> **RECORDS FOR THIS EXERCISE**:

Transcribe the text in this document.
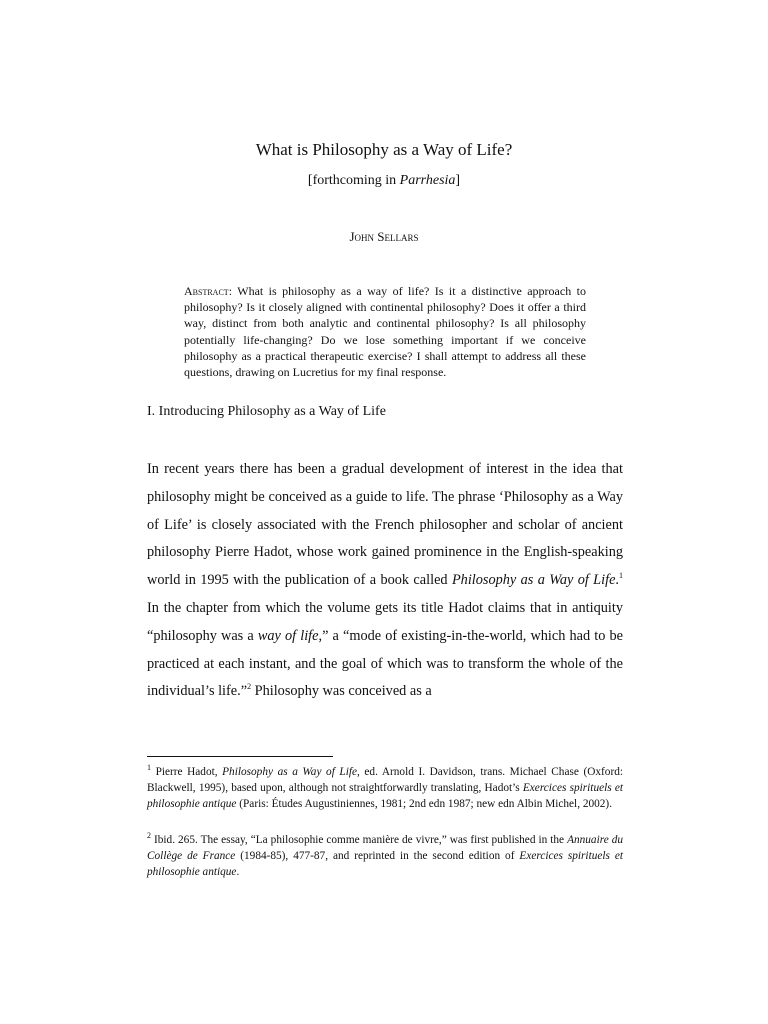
What is Philosophy as a Way of Life?
[forthcoming in Parrhesia]
John Sellars
Abstract: What is philosophy as a way of life? Is it a distinctive approach to philosophy? Is it closely aligned with continental philosophy? Does it offer a third way, distinct from both analytic and continental philosophy? Is all philosophy potentially life-changing? Do we lose something important if we conceive philosophy as a practical therapeutic exercise? I shall attempt to address all these questions, drawing on Lucretius for my final response.
I. Introducing Philosophy as a Way of Life
In recent years there has been a gradual development of interest in the idea that philosophy might be conceived as a guide to life. The phrase ‘Philosophy as a Way of Life’ is closely associated with the French philosopher and scholar of ancient philosophy Pierre Hadot, whose work gained prominence in the English-speaking world in 1995 with the publication of a book called Philosophy as a Way of Life.$^1$ In the chapter from which the volume gets its title Hadot claims that in antiquity “philosophy was a way of life,” a “mode of existing-in-the-world, which had to be practiced at each instant, and the goal of which was to transform the whole of the individual’s life.”$^2$ Philosophy was conceived as a
$^1$ Pierre Hadot, Philosophy as a Way of Life, ed. Arnold I. Davidson, trans. Michael Chase (Oxford: Blackwell, 1995), based upon, although not straightforwardly translating, Hadot’s Exercices spirituels et philosophie antique (Paris: Études Augustiniennes, 1981; 2nd edn 1987; new edn Albin Michel, 2002).
$^2$ Ibid. 265. The essay, “La philosophie comme manière de vivre,” was first published in the Annuaire du Collège de France (1984-85), 477-87, and reprinted in the second edition of Exercices spirituels et philosophie antique.
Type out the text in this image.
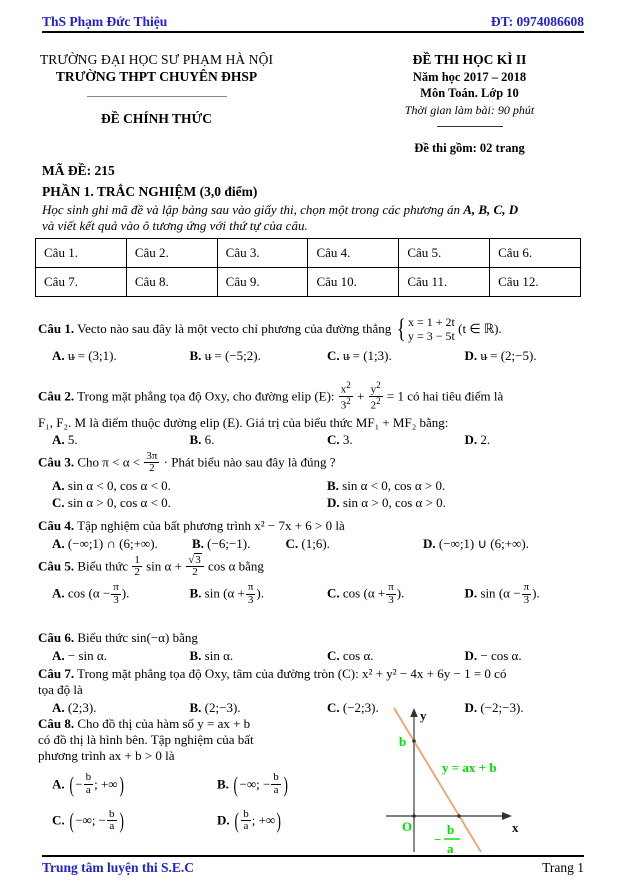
ThS Phạm Đức Thiệu	ĐT: 0974086608
TRƯỜNG ĐẠI HỌC SƯ PHẠM HÀ NỘI
TRƯỜNG THPT CHUYÊN ĐHSP
ĐỀ CHÍNH THỨC
ĐỀ THI HỌC KÌ II
Năm học 2017 – 2018
Môn Toán. Lớp 10
Thời gian làm bài: 90 phút
Đề thi gồm: 02 trang
MÃ ĐỀ: 215
PHẦN 1. TRẮC NGHIỆM (3,0 điểm)
Học sinh ghi mã đề và lập bảng sau vào giấy thi, chọn một trong các phương án A, B, C, D
và viết kết quả vào ô tương ứng với thứ tự của câu.
Câu 1.	Câu 2.	Câu 3.	Câu 4.	Câu 5.	Câu 6.
Câu 7.	Câu 8.	Câu 9.	Câu 10.	Câu 11.	Câu 12.
Câu 1. Vecto nào sau đây là một vecto chỉ phương của đường thẳng { x = 1 + 2t
y = 3 − 5t
(t ∈ ℝ).
A. u = (3;1).	B. u = (−5;2).	C. u = (1;3).	D. u = (2;−5).
Câu 2. Trong mặt phẳng tọa độ Oxy, cho đường elip (E): $\frac{x^2}{3^2} + \frac{y^2}{2^2} = 1$ có hai tiêu điểm là
F₁, F₂. M là điểm thuộc đường elip (E). Giá trị của biểu thức MF₁ + MF₂ bằng:
A. 5.	B. 6.	C. 3.	D. 2.
Câu 3. Cho $\pi < \alpha < \frac{3\pi}{2}$ · Phát biểu nào sau đây là đúng ?
A. sin α < 0, cos α < 0.	B. sin α < 0, cos α > 0.
C. sin α > 0, cos α < 0.	D. sin α > 0, cos α > 0.
Câu 4. Tập nghiệm của bất phương trình x² − 7x + 6 > 0 là
A. (−∞;1) ∩ (6;+∞).	B. (−6;−1).	C. (1;6).	D. (−∞;1) ∪ (6;+∞).
Câu 5. Biểu thức $\frac{1}{2}$ $\sin \alpha + \frac{√3}{2}$ cos α bằng
A. $\cos (\alpha - \frac{\pi}{3}$ ).	B. $\sin (\alpha + \frac{\pi}{3}$ ).	C. $\cos (\alpha + \frac{\pi}{3}$ ).	D. $\sin (\alpha - \frac{\pi}{3}$ ).
Câu 6. Biểu thức sin(−α) bằng
A. − sin α.	B. sin α.	C. cos α.	D. − cos α.
Câu 7. Trong mặt phẳng tọa độ Oxy, tâm của đường tròn (C): x² + y² − 4x + 6y − 1 = 0 có
tọa độ là
A. (2;3).	B. (2;−3).	C. (−2;3).	D. (−2;−3).
Câu 8. Cho đồ thị của hàm số y = ax + b
có đồ thị là hình bên. Tập nghiệm của bất
phương trình ax + b > 0 là
A. (− $\frac{b}{a}$ ; +∞)	B. (−∞; − $\frac{b}{a}$ )
C. (−∞; − $\frac{b}{a}$ )	D. ( $\frac{b}{a}$ ; +∞)
y
x
b
O
y = ax + b
−
b
a
Trung tâm luyện thi S.E.C	Trang 1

> **YOUR GOAL**: Reproduce every line of the material precisely, omitting its pictures.

> **OUTPUT**:
Transcribe the text in this document.
What is Philosophy as a Way of Life?
[forthcoming in Parrhesia]
John Sellars
Abstract: What is philosophy as a way of life? Is it a distinctive approach to philosophy? Is it closely aligned with continental philosophy? Does it offer a third way, distinct from both analytic and continental philosophy? Is all philosophy potentially life-changing? Do we lose something important if we conceive philosophy as a practical therapeutic exercise? I shall attempt to address all these questions, drawing on Lucretius for my final response.
I. Introducing Philosophy as a Way of Life
In recent years there has been a gradual development of interest in the idea that philosophy might be conceived as a guide to life. The phrase ‘Philosophy as a Way of Life’ is closely associated with the French philosopher and scholar of ancient philosophy Pierre Hadot, whose work gained prominence in the English-speaking world in 1995 with the publication of a book called Philosophy as a Way of Life.$^1$ In the chapter from which the volume gets its title Hadot claims that in antiquity “philosophy was a way of life,” a “mode of existing-in-the-world, which had to be practiced at each instant, and the goal of which was to transform the whole of the individual’s life.”$^2$ Philosophy was conceived as a
$^1$ Pierre Hadot, Philosophy as a Way of Life, ed. Arnold I. Davidson, trans. Michael Chase (Oxford: Blackwell, 1995), based upon, although not straightforwardly translating, Hadot’s Exercices spirituels et philosophie antique (Paris: Études Augustiniennes, 1981; 2nd edn 1987; new edn Albin Michel, 2002).
$^2$ Ibid. 265. The essay, “La philosophie comme manière de vivre,” was first published in the Annuaire du Collège de France (1984-85), 477-87, and reprinted in the second edition of Exercices spirituels et philosophie antique.
Type out the text in this image.
ThS Phạm Đức Thiệu	ĐT: 0974086608
TRƯỜNG ĐẠI HỌC SƯ PHẠM HÀ NỘI
TRƯỜNG THPT CHUYÊN ĐHSP
ĐỀ CHÍNH THỨC
ĐỀ THI HỌC KÌ II
Năm học 2017 – 2018
Môn Toán. Lớp 10
Thời gian làm bài: 90 phút
Đề thi gồm: 02 trang
MÃ ĐỀ: 215
PHẦN 1. TRẮC NGHIỆM (3,0 điểm)
Học sinh ghi mã đề và lập bảng sau vào giấy thi, chọn một trong các phương án A, B, C, D
và viết kết quả vào ô tương ứng với thứ tự của câu.
Câu 1.	Câu 2.	Câu 3.	Câu 4.	Câu 5.	Câu 6.
Câu 7.	Câu 8.	Câu 9.	Câu 10.	Câu 11.	Câu 12.
Câu 1. Vecto nào sau đây là một vecto chỉ phương của đường thẳng { x = 1 + 2t
y = 3 − 5t
(t ∈ ℝ).
A. u = (3;1).	B. u = (−5;2).	C. u = (1;3).	D. u = (2;−5).
Câu 2. Trong mặt phẳng tọa độ Oxy, cho đường elip (E): $\frac{x^2}{3^2} + \frac{y^2}{2^2} = 1$ có hai tiêu điểm là
F₁, F₂. M là điểm thuộc đường elip (E). Giá trị của biểu thức MF₁ + MF₂ bằng:
A. 5.	B. 6.	C. 3.	D. 2.
Câu 3. Cho $\pi < \alpha < \frac{3\pi}{2}$ · Phát biểu nào sau đây là đúng ?
A. sin α < 0, cos α < 0.	B. sin α < 0, cos α > 0.
C. sin α > 0, cos α < 0.	D. sin α > 0, cos α > 0.
Câu 4. Tập nghiệm của bất phương trình x² − 7x + 6 > 0 là
A. (−∞;1) ∩ (6;+∞).	B. (−6;−1).	C. (1;6).	D. (−∞;1) ∪ (6;+∞).
Câu 5. Biểu thức $\frac{1}{2}$ $\sin \alpha + \frac{√3}{2}$ cos α bằng
A. $\cos (\alpha - \frac{\pi}{3}$ ).	B. $\sin (\alpha + \frac{\pi}{3}$ ).	C. $\cos (\alpha + \frac{\pi}{3}$ ).	D. $\sin (\alpha - \frac{\pi}{3}$ ).
Câu 6. Biểu thức sin(−α) bằng
A. − sin α.	B. sin α.	C. cos α.	D. − cos α.
Câu 7. Trong mặt phẳng tọa độ Oxy, tâm của đường tròn (C): x² + y² − 4x + 6y − 1 = 0 có
tọa độ là
A. (2;3).	B. (2;−3).	C. (−2;3).	D. (−2;−3).
Câu 8. Cho đồ thị của hàm số y = ax + b
có đồ thị là hình bên. Tập nghiệm của bất
phương trình ax + b > 0 là
A. (− $\frac{b}{a}$ ; +∞)	B. (−∞; − $\frac{b}{a}$ )
C. (−∞; − $\frac{b}{a}$ )	D. ( $\frac{b}{a}$ ; +∞)
y
x
b
O
y = ax + b
−
b
a
Trung tâm luyện thi S.E.C	Trang 1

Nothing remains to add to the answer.